Jeff Todd contributed to this post.
Left-hander Cesar Cabral has cleared waivers and been outrighted to Triple-A by the Yankees, according to the team’s official transactions page. Cabral, who has been outrighted before, will have the option to refuse the assignment and elect free agency if he wishes.
The 25-year-old Cabral, who was designated for assignment on April 18, originally came to the Yankees back in 2011. The Royals selected him fifth in that year’s Rule 5 Draft and promptly traded him to New York for cash considerations. A stress fracture in his elbow caused him to miss most of the 2012 campaign and a good deal of 2013 as well, which is the reason that he has just 4 2/3 innings at the big league level. Within that small sample of Major League experience, Cabral has allowed four runs on seven hits and three walks with eight strikeouts. Most of the damage against him came in his final outing this year, in which he hit three batters without recording an out and was charged with three runs.

**ENTRIES SUPPLIED**.
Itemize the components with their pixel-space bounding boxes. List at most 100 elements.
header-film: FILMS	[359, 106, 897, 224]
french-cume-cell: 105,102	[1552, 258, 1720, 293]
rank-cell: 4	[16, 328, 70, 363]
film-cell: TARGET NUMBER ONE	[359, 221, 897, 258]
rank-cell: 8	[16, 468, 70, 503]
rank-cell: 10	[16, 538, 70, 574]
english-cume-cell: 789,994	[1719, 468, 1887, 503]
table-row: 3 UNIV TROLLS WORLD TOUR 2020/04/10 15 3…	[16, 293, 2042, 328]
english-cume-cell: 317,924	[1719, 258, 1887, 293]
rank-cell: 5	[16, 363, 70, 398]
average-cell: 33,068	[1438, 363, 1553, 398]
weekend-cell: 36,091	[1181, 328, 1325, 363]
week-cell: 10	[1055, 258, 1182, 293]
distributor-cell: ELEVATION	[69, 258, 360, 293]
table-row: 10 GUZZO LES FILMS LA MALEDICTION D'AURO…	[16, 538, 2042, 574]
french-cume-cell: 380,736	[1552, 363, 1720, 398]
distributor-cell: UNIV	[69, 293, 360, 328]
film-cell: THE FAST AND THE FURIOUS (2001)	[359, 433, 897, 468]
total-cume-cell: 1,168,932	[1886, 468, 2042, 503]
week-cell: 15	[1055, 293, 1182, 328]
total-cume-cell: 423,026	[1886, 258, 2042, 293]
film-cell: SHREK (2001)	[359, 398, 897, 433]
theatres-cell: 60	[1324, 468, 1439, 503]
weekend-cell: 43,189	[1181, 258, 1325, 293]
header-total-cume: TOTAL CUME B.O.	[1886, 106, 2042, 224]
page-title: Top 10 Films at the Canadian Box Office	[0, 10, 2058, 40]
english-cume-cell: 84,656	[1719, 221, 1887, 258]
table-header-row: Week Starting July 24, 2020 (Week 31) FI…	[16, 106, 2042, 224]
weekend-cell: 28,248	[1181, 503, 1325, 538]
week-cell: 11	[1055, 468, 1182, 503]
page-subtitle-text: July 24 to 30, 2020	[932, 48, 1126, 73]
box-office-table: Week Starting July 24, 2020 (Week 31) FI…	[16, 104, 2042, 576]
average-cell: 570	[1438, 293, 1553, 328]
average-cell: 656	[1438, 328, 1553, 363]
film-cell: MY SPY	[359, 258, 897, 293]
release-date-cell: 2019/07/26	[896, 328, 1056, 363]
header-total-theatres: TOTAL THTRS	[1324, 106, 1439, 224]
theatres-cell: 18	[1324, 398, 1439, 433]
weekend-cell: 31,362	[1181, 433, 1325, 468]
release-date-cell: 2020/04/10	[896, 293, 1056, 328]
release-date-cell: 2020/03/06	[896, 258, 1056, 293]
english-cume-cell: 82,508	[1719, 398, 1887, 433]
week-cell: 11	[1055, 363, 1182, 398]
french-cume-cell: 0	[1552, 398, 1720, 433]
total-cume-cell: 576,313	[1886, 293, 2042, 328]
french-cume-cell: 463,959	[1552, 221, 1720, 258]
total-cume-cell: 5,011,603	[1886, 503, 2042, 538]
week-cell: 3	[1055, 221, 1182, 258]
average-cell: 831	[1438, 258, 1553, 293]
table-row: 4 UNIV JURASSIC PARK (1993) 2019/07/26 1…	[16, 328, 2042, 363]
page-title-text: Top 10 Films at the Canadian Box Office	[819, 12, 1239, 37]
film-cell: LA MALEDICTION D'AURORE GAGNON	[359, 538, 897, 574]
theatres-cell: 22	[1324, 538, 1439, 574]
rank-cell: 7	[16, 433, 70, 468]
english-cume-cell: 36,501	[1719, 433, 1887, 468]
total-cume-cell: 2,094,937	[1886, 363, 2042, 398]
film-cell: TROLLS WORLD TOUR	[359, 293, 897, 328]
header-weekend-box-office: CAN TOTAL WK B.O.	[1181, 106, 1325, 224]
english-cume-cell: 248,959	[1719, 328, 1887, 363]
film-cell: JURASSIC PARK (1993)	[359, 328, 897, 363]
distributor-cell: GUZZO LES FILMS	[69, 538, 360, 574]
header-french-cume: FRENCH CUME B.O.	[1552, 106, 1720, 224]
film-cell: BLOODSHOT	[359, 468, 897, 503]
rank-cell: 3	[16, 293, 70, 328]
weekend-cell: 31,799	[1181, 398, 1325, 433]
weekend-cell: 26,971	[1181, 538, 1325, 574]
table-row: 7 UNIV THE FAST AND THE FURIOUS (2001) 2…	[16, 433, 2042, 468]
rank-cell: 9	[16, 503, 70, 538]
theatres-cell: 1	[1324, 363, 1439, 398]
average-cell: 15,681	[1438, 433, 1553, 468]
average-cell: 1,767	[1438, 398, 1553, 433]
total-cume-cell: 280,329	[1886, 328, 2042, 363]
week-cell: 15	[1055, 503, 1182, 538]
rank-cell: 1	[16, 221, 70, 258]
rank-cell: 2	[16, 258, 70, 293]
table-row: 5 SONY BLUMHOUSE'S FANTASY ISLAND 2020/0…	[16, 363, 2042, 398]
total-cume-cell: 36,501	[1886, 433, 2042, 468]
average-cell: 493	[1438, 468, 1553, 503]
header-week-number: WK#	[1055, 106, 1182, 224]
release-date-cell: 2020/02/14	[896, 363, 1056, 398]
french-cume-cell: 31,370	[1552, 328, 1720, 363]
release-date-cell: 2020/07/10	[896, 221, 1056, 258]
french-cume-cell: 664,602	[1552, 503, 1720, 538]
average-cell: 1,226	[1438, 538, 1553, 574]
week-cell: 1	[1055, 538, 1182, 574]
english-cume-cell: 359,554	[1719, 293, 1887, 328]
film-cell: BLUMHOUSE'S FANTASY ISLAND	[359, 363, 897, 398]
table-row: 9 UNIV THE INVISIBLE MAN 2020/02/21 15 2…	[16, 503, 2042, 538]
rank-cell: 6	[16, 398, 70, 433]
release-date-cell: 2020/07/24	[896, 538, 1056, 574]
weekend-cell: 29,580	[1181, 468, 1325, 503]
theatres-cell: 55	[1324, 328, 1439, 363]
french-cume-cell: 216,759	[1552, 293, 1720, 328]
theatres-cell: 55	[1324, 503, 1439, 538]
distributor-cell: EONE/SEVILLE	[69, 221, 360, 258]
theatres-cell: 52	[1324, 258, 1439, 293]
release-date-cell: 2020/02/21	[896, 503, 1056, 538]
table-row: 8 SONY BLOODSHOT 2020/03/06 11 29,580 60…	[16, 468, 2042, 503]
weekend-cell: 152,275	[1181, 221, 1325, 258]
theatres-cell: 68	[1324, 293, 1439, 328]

**USING THE INFORMATION**.
[1] From the report on Cesar Cabral, list each total it gives for his Major League pitching experience.
[2] Write the next few sentences of the report on Cesar Cabral, starting after its final sentence.

**ANSWERS BELOW**.
[1]
4 2/3 innings
four runs
seven hits
three walks
eight strikeouts

[2]
Cabral has a pretty solid minor league track record, having turned in a 3.77 ERA with 8.8 K/9 and 3.0 BB/9 in 384 career innings. However, just 10 1/3 of those innings have come at the Triple-A level, and the results (eight earned runs) haven’t matched up with his success at lower levels just yet.
Infielder Ryan Roberts has cleared waivers after being designated for assignment and accepted an outright assignment to Triple-A Pawtucket, the Red Sox announced yesterday.
The 33-year-old Roberts collected just two hits and three walks in 22 plate appearances for the Sox after signing a Major League deal with them when Will Middlebrooks went down with an injury. Though he didn’t perform particularly well in that very small sample, Roberts has demonstrated in the past that he has enough pop and speed to post double-digit totals in homers and stolen bases, particularly in his 2011 campaign with the D’Backs when he slashed .249/.321/.427 with 19 homers and 18 steals.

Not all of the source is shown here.